------ DATA ROWS
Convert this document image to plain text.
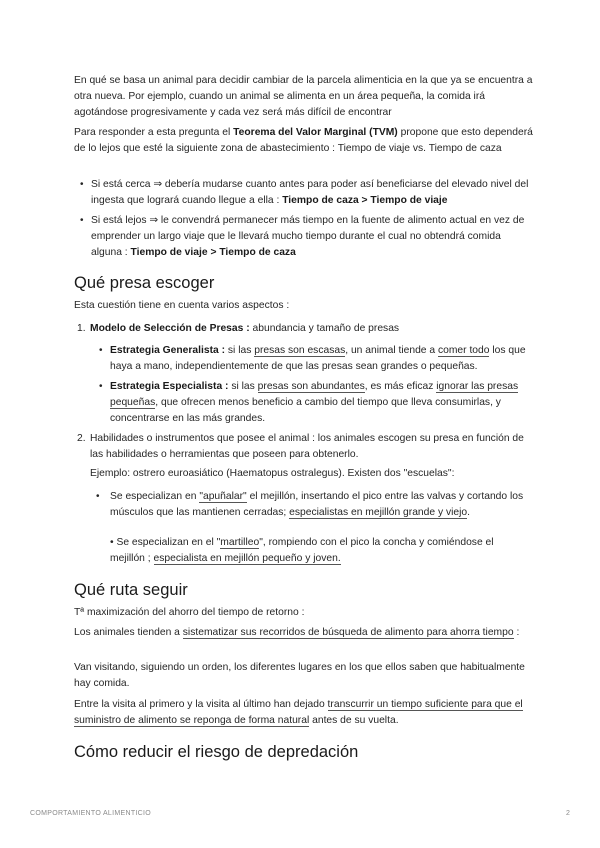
En qué se basa un animal para decidir cambiar de la parcela alimenticia en la que ya se encuentra a otra nueva. Por ejemplo, cuando un animal se alimenta en un área pequeña, la comida irá agotándose progresivamente y cada vez será más difícil de encontrar

Para responder a esta pregunta el Teorema del Valor Marginal (TVM) propone que esto dependerá de lo lejos que esté la siguiente zona de abastecimiento : Tiempo de viaje vs. Tiempo de caza

• Si está cerca ⇒ debería mudarse cuanto antes para poder así beneficiarse del elevado nivel del ingesta que logrará cuando llegue a ella : Tiempo de caza > Tiempo de viaje
• Si está lejos ⇒ le convendrá permanecer más tiempo en la fuente de alimento actual en vez de emprender un largo viaje que le llevará mucho tiempo durante el cual no obtendrá comida alguna : Tiempo de viaje > Tiempo de caza
Qué presa escoger

Esta cuestión tiene en cuenta varios aspectos :

1. Modelo de Selección de Presas : abundancia y tamaño de presas
• Estrategia Generalista : si las presas son escasas, un animal tiende a comer todo los que haya a mano, independientemente de que las presas sean grandes o pequeñas.
• Estrategia Especialista : si las presas son abundantes, es más eficaz ignorar las presas pequeñas, que ofrecen menos beneficio a cambio del tiempo que lleva consumirlas, y concentrarse en las más grandes.
2. Habilidades o instrumentos que posee el animal : los animales escogen su presa en función de las habilidades o herramientas que poseen para obtenerlo.
Ejemplo: ostrero euroasiático (Haematopus ostralegus). Existen dos "escuelas":
• Se especializan en "apuñalar" el mejillón, insertando el pico entre las valvas y cortando los músculos que las mantienen cerradas; especialistas en mejillón grande y viejo.
• Se especializan en el "martilleo", rompiendo con el pico la concha y comiéndose el mejillón ; especialista en mejillón pequeño y joven.
Qué ruta seguir

Tª maximización del ahorro del tiempo de retorno :

Los animales tienden a sistematizar sus recorridos de búsqueda de alimento para ahorra tiempo :

Van visitando, siguiendo un orden, los diferentes lugares en los que ellos saben que habitualmente hay comida.

Entre la visita al primero y la visita al último han dejado transcurrir un tiempo suficiente para que el suministro de alimento se reponga de forma natural antes de su vuelta.

Cómo reducir el riesgo de depredación
COMPORTAMIENTO ALIMENTICIO	2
------------
PROBLEM DESCRIPTION
Without including the pictures, return each record above exactly as it stands.

EXERCISE SOLUTION
Convert this document image to plain text.
En qué se basa un animal para decidir cambiar de la parcela alimenticia en la que ya se encuentra a otra nueva. Por ejemplo, cuando un animal se alimenta en un área pequeña, la comida irá agotándose progresivamente y cada vez será más difícil de encontrar

Para responder a esta pregunta el Teorema del Valor Marginal (TVM) propone que esto dependerá de lo lejos que esté la siguiente zona de abastecimiento : Tiempo de viaje vs. Tiempo de caza

• Si está cerca ⇒ debería mudarse cuanto antes para poder así beneficiarse del elevado nivel del ingesta que logrará cuando llegue a ella : Tiempo de caza > Tiempo de viaje
• Si está lejos ⇒ le convendrá permanecer más tiempo en la fuente de alimento actual en vez de emprender un largo viaje que le llevará mucho tiempo durante el cual no obtendrá comida alguna : Tiempo de viaje > Tiempo de caza
Qué presa escoger

Esta cuestión tiene en cuenta varios aspectos :

1. Modelo de Selección de Presas : abundancia y tamaño de presas
• Estrategia Generalista : si las presas son escasas, un animal tiende a comer todo los que haya a mano, independientemente de que las presas sean grandes o pequeñas.
• Estrategia Especialista : si las presas son abundantes, es más eficaz ignorar las presas pequeñas, que ofrecen menos beneficio a cambio del tiempo que lleva consumirlas, y concentrarse en las más grandes.
2. Habilidades o instrumentos que posee el animal : los animales escogen su presa en función de las habilidades o herramientas que poseen para obtenerlo.
Ejemplo: ostrero euroasiático (Haematopus ostralegus). Existen dos "escuelas":
• Se especializan en "apuñalar" el mejillón, insertando el pico entre las valvas y cortando los músculos que las mantienen cerradas; especialistas en mejillón grande y viejo.
• Se especializan en el "martilleo", rompiendo con el pico la concha y comiéndose el mejillón ; especialista en mejillón pequeño y joven.
Qué ruta seguir

Tª maximización del ahorro del tiempo de retorno :

Los animales tienden a sistematizar sus recorridos de búsqueda de alimento para ahorra tiempo :

Van visitando, siguiendo un orden, los diferentes lugares en los que ellos saben que habitualmente hay comida.

Entre la visita al primero y la visita al último han dejado transcurrir un tiempo suficiente para que el suministro de alimento se reponga de forma natural antes de su vuelta.

Cómo reducir el riesgo de depredación
COMPORTAMIENTO ALIMENTICIO	2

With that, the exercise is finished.